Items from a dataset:
╭──

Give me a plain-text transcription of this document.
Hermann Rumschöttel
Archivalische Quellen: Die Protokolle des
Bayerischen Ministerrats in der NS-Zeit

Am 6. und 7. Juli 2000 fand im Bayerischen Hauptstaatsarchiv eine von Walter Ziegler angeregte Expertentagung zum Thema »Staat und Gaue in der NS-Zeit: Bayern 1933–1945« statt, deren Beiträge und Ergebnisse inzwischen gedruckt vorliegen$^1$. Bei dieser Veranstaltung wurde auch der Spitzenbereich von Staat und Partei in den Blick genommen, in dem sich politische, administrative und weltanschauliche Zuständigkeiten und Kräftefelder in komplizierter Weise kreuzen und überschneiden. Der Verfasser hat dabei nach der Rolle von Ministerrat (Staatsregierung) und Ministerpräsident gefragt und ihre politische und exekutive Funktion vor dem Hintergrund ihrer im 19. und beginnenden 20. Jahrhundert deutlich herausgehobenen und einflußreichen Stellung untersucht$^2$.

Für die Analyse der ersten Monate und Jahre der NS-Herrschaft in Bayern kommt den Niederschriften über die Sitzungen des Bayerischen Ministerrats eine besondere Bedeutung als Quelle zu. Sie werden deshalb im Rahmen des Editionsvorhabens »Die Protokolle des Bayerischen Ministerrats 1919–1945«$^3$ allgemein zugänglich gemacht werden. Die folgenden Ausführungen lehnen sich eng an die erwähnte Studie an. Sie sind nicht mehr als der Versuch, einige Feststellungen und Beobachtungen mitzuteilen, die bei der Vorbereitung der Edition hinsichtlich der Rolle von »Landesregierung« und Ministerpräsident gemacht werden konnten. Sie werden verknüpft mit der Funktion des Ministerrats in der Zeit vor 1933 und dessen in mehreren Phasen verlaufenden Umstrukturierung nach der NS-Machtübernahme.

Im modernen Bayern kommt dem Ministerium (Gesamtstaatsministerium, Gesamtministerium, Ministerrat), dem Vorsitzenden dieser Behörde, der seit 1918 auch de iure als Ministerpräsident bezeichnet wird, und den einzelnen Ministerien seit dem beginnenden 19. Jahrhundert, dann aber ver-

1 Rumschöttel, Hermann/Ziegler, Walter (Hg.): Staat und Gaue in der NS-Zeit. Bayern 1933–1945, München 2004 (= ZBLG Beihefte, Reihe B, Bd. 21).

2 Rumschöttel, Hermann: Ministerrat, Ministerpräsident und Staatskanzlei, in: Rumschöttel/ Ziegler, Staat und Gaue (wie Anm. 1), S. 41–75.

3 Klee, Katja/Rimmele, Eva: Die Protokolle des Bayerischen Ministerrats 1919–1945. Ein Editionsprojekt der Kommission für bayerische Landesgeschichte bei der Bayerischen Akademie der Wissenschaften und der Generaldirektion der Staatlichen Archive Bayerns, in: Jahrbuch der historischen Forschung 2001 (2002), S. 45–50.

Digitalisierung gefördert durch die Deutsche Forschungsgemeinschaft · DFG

╰──

# WHAT NEEDS TO BE DONE
The records above need copying again. Keep each word as it is.

# OUTPUT OF THE EXERCISE
Give me a plain-text transcription of this document.
Hermann Rumschöttel
Archivalische Quellen: Die Protokolle des
Bayerischen Ministerrats in der NS-Zeit

Am 6. und 7. Juli 2000 fand im Bayerischen Hauptstaatsarchiv eine von Walter Ziegler angeregte Expertentagung zum Thema »Staat und Gaue in der NS-Zeit: Bayern 1933–1945« statt, deren Beiträge und Ergebnisse inzwischen gedruckt vorliegen$^1$. Bei dieser Veranstaltung wurde auch der Spitzenbereich von Staat und Partei in den Blick genommen, in dem sich politische, administrative und weltanschauliche Zuständigkeiten und Kräftefelder in komplizierter Weise kreuzen und überschneiden. Der Verfasser hat dabei nach der Rolle von Ministerrat (Staatsregierung) und Ministerpräsident gefragt und ihre politische und exekutive Funktion vor dem Hintergrund ihrer im 19. und beginnenden 20. Jahrhundert deutlich herausgehobenen und einflußreichen Stellung untersucht$^2$.

Für die Analyse der ersten Monate und Jahre der NS-Herrschaft in Bayern kommt den Niederschriften über die Sitzungen des Bayerischen Ministerrats eine besondere Bedeutung als Quelle zu. Sie werden deshalb im Rahmen des Editionsvorhabens »Die Protokolle des Bayerischen Ministerrats 1919–1945«$^3$ allgemein zugänglich gemacht werden. Die folgenden Ausführungen lehnen sich eng an die erwähnte Studie an. Sie sind nicht mehr als der Versuch, einige Feststellungen und Beobachtungen mitzuteilen, die bei der Vorbereitung der Edition hinsichtlich der Rolle von »Landesregierung« und Ministerpräsident gemacht werden konnten. Sie werden verknüpft mit der Funktion des Ministerrats in der Zeit vor 1933 und dessen in mehreren Phasen verlaufenden Umstrukturierung nach der NS-Machtübernahme.

Im modernen Bayern kommt dem Ministerium (Gesamtstaatsministerium, Gesamtministerium, Ministerrat), dem Vorsitzenden dieser Behörde, der seit 1918 auch de iure als Ministerpräsident bezeichnet wird, und den einzelnen Ministerien seit dem beginnenden 19. Jahrhundert, dann aber ver-

1 Rumschöttel, Hermann/Ziegler, Walter (Hg.): Staat und Gaue in der NS-Zeit. Bayern 1933–1945, München 2004 (= ZBLG Beihefte, Reihe B, Bd. 21).

2 Rumschöttel, Hermann: Ministerrat, Ministerpräsident und Staatskanzlei, in: Rumschöttel/ Ziegler, Staat und Gaue (wie Anm. 1), S. 41–75.

3 Klee, Katja/Rimmele, Eva: Die Protokolle des Bayerischen Ministerrats 1919–1945. Ein Editionsprojekt der Kommission für bayerische Landesgeschichte bei der Bayerischen Akademie der Wissenschaften und der Generaldirektion der Staatlichen Archive Bayerns, in: Jahrbuch der historischen Forschung 2001 (2002), S. 45–50.

Digitalisierung gefördert durch die Deutsche Forschungsgemeinschaft · DFG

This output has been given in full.